- _WHAT THE EXERCISE ASKS_: The listing below should be copied in full, word for word.

Records about charts and figures
········

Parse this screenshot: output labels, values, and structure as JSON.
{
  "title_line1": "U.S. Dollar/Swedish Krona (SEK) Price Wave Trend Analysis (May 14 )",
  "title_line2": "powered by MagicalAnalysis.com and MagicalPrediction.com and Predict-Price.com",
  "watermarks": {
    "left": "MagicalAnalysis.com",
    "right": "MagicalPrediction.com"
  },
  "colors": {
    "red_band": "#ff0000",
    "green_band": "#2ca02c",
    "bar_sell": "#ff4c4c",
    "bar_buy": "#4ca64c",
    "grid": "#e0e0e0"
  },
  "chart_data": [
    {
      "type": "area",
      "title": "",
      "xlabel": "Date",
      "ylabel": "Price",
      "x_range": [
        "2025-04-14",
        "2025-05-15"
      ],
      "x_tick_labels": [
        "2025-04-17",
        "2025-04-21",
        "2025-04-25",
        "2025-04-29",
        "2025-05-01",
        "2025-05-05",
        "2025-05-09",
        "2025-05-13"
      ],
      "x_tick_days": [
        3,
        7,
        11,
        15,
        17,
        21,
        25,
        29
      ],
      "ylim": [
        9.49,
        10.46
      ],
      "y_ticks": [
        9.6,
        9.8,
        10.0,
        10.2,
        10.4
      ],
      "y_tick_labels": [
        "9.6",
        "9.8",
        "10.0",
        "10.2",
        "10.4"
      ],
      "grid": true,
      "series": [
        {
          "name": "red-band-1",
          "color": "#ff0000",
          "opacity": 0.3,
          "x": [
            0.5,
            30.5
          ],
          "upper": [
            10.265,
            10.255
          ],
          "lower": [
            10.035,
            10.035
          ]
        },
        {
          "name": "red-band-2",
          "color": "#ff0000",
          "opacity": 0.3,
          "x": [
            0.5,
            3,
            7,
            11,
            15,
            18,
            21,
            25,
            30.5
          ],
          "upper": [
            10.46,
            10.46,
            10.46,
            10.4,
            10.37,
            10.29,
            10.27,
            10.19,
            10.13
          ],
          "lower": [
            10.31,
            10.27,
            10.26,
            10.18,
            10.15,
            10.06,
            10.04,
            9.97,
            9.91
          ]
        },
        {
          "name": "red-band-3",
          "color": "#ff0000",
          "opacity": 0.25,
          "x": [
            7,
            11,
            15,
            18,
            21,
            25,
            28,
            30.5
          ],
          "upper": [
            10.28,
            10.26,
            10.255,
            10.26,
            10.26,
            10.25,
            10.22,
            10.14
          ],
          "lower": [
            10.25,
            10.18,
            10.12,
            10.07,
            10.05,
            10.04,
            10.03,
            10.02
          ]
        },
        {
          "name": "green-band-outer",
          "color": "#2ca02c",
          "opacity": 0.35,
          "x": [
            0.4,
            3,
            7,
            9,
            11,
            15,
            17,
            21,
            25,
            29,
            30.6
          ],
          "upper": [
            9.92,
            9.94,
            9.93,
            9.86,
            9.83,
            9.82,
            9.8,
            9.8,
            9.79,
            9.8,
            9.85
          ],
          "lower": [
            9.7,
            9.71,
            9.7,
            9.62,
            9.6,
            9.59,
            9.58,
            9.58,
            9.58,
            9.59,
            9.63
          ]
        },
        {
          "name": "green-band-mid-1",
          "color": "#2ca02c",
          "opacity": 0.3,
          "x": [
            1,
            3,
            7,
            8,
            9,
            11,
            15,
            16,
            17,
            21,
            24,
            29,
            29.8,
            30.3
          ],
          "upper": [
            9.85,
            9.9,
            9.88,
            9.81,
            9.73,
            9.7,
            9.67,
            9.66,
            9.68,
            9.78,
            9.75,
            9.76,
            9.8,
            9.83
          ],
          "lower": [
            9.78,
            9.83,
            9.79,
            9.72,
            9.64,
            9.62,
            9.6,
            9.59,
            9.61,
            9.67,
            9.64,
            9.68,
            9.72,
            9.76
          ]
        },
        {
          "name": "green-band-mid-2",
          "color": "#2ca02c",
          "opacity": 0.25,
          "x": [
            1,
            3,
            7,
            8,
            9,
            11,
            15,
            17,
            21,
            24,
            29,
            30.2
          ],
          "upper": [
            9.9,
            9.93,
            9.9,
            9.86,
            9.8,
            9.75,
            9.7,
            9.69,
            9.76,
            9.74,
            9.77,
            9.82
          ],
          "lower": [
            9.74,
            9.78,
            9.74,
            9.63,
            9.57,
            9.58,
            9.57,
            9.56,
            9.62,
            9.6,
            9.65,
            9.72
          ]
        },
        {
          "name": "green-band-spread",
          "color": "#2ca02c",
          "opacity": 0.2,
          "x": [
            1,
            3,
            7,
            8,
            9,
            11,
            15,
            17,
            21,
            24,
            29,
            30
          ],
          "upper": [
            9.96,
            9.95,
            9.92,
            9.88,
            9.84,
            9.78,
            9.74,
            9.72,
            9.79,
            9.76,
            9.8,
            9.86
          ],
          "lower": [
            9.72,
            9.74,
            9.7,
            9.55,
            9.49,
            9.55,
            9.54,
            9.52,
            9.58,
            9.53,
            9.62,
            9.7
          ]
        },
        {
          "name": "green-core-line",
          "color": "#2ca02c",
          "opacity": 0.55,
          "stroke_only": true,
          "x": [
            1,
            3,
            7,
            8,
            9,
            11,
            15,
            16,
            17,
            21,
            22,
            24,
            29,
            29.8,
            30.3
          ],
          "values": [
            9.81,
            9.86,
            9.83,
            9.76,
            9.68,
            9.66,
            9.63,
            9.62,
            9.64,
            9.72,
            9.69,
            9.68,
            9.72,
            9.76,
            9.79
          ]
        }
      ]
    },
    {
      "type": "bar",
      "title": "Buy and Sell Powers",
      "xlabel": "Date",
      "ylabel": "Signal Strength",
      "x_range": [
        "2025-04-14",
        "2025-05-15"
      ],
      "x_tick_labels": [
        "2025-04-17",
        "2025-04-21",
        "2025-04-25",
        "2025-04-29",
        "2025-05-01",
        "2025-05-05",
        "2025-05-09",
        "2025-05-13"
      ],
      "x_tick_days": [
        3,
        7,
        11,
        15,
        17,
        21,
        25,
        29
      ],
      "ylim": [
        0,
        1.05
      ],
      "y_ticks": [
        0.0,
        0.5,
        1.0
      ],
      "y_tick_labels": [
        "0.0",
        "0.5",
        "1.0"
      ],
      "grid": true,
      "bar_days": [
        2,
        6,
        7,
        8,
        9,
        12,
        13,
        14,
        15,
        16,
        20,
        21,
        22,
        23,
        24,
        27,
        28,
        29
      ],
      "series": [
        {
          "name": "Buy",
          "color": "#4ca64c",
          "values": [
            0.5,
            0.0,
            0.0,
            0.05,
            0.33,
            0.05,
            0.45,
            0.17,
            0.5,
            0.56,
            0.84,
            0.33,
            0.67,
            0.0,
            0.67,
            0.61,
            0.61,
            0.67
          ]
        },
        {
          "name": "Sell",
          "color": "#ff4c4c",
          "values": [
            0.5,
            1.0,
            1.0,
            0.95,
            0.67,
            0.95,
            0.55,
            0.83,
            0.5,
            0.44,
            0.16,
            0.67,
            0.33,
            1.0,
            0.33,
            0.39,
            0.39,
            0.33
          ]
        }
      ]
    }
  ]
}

········

- _EXPECTED OUTPUT_:
Parse this screenshot: output labels, values, and structure as JSON.
{
  "title_line1": "U.S. Dollar/Swedish Krona (SEK) Price Wave Trend Analysis (May 14 )",
  "title_line2": "powered by MagicalAnalysis.com and MagicalPrediction.com and Predict-Price.com",
  "watermarks": {
    "left": "MagicalAnalysis.com",
    "right": "MagicalPrediction.com"
  },
  "colors": {
    "red_band": "#ff0000",
    "green_band": "#2ca02c",
    "bar_sell": "#ff4c4c",
    "bar_buy": "#4ca64c",
    "grid": "#e0e0e0"
  },
  "chart_data": [
    {
      "type": "area",
      "title": "",
      "xlabel": "Date",
      "ylabel": "Price",
      "x_range": [
        "2025-04-14",
        "2025-05-15"
      ],
      "x_tick_labels": [
        "2025-04-17",
        "2025-04-21",
        "2025-04-25",
        "2025-04-29",
        "2025-05-01",
        "2025-05-05",
        "2025-05-09",
        "2025-05-13"
      ],
      "x_tick_days": [
        3,
        7,
        11,
        15,
        17,
        21,
        25,
        29
      ],
      "ylim": [
        9.49,
        10.46
      ],
      "y_ticks": [
        9.6,
        9.8,
        10.0,
        10.2,
        10.4
      ],
      "y_tick_labels": [
        "9.6",
        "9.8",
        "10.0",
        "10.2",
        "10.4"
      ],
      "grid": true,
      "series": [
        {
          "name": "red-band-1",
          "color": "#ff0000",
          "opacity": 0.3,
          "x": [
            0.5,
            30.5
          ],
          "upper": [
            10.265,
            10.255
          ],
          "lower": [
            10.035,
            10.035
          ]
        },
        {
          "name": "red-band-2",
          "color": "#ff0000",
          "opacity": 0.3,
          "x": [
            0.5,
            3,
            7,
            11,
            15,
            18,
            21,
            25,
            30.5
          ],
          "upper": [
            10.46,
            10.46,
            10.46,
            10.4,
            10.37,
            10.29,
            10.27,
            10.19,
            10.13
          ],
          "lower": [
            10.31,
            10.27,
            10.26,
            10.18,
            10.15,
            10.06,
            10.04,
            9.97,
            9.91
          ]
        },
        {
          "name": "red-band-3",
          "color": "#ff0000",
          "opacity": 0.25,
          "x": [
            7,
            11,
            15,
            18,
            21,
            25,
            28,
            30.5
          ],
          "upper": [
            10.28,
            10.26,
            10.255,
            10.26,
            10.26,
            10.25,
            10.22,
            10.14
          ],
          "lower": [
            10.25,
            10.18,
            10.12,
            10.07,
            10.05,
            10.04,
            10.03,
            10.02
          ]
        },
        {
          "name": "green-band-outer",
          "color": "#2ca02c",
          "opacity": 0.35,
          "x": [
            0.4,
            3,
            7,
            9,
            11,
            15,
            17,
            21,
            25,
            29,
            30.6
          ],
          "upper": [
            9.92,
            9.94,
            9.93,
            9.86,
            9.83,
            9.82,
            9.8,
            9.8,
            9.79,
            9.8,
            9.85
          ],
          "lower": [
            9.7,
            9.71,
            9.7,
            9.62,
            9.6,
            9.59,
            9.58,
            9.58,
            9.58,
            9.59,
            9.63
          ]
        },
        {
          "name": "green-band-mid-1",
          "color": "#2ca02c",
          "opacity": 0.3,
          "x": [
            1,
            3,
            7,
            8,
            9,
            11,
            15,
            16,
            17,
            21,
            24,
            29,
            29.8,
            30.3
          ],
          "upper": [
            9.85,
            9.9,
            9.88,
            9.81,
            9.73,
            9.7,
            9.67,
            9.66,
            9.68,
            9.78,
            9.75,
            9.76,
            9.8,
            9.83
          ],
          "lower": [
            9.78,
            9.83,
            9.79,
            9.72,
            9.64,
            9.62,
            9.6,
            9.59,
            9.61,
            9.67,
            9.64,
            9.68,
            9.72,
            9.76
          ]
        },
        {
          "name": "green-band-mid-2",
          "color": "#2ca02c",
          "opacity": 0.25,
          "x": [
            1,
            3,
            7,
            8,
            9,
            11,
            15,
            17,
            21,
            24,
            29,
            30.2
          ],
          "upper": [
            9.9,
            9.93,
            9.9,
            9.86,
            9.8,
            9.75,
            9.7,
            9.69,
            9.76,
            9.74,
            9.77,
            9.82
          ],
          "lower": [
            9.74,
            9.78,
            9.74,
            9.63,
            9.57,
            9.58,
            9.57,
            9.56,
            9.62,
            9.6,
            9.65,
            9.72
          ]
        },
        {
          "name": "green-band-spread",
          "color": "#2ca02c",
          "opacity": 0.2,
          "x": [
            1,
            3,
            7,
            8,
            9,
            11,
            15,
            17,
            21,
            24,
            29,
            30
          ],
          "upper": [
            9.96,
            9.95,
            9.92,
            9.88,
            9.84,
            9.78,
            9.74,
            9.72,
            9.79,
            9.76,
            9.8,
            9.86
          ],
          "lower": [
            9.72,
            9.74,
            9.7,
            9.55,
            9.49,
            9.55,
            9.54,
            9.52,
            9.58,
            9.53,
            9.62,
            9.7
          ]
        },
        {
          "name": "green-core-line",
          "color": "#2ca02c",
          "opacity": 0.55,
          "stroke_only": true,
          "x": [
            1,
            3,
            7,
            8,
            9,
            11,
            15,
            16,
            17,
            21,
            22,
            24,
            29,
            29.8,
            30.3
          ],
          "values": [
            9.81,
            9.86,
            9.83,
            9.76,
            9.68,
            9.66,
            9.63,
            9.62,
            9.64,
            9.72,
            9.69,
            9.68,
            9.72,
            9.76,
            9.79
          ]
        }
      ]
    },
    {
      "type": "bar",
      "title": "Buy and Sell Powers",
      "xlabel": "Date",
      "ylabel": "Signal Strength",
      "x_range": [
        "2025-04-14",
        "2025-05-15"
      ],
      "x_tick_labels": [
        "2025-04-17",
        "2025-04-21",
        "2025-04-25",
        "2025-04-29",
        "2025-05-01",
        "2025-05-05",
        "2025-05-09",
        "2025-05-13"
      ],
      "x_tick_days": [
        3,
        7,
        11,
        15,
        17,
        21,
        25,
        29
      ],
      "ylim": [
        0,
        1.05
      ],
      "y_ticks": [
        0.0,
        0.5,
        1.0
      ],
      "y_tick_labels": [
        "0.0",
        "0.5",
        "1.0"
      ],
      "grid": true,
      "bar_days": [
        2,
        6,
        7,
        8,
        9,
        12,
        13,
        14,
        15,
        16,
        20,
        21,
        22,
        23,
        24,
        27,
        28,
        29
      ],
      "series": [
        {
          "name": "Buy",
          "color": "#4ca64c",
          "values": [
            0.5,
            0.0,
            0.0,
            0.05,
            0.33,
            0.05,
            0.45,
            0.17,
            0.5,
            0.56,
            0.84,
            0.33,
            0.67,
            0.0,
            0.67,
            0.61,
            0.61,
            0.67
          ]
        },
        {
          "name": "Sell",
          "color": "#ff4c4c",
          "values": [
            0.5,
            1.0,
            1.0,
            0.95,
            0.67,
            0.95,
            0.55,
            0.83,
            0.5,
            0.44,
            0.16,
            0.67,
            0.33,
            1.0,
            0.33,
            0.39,
            0.39,
            0.33
          ]
        }
      ]
    }
  ]
}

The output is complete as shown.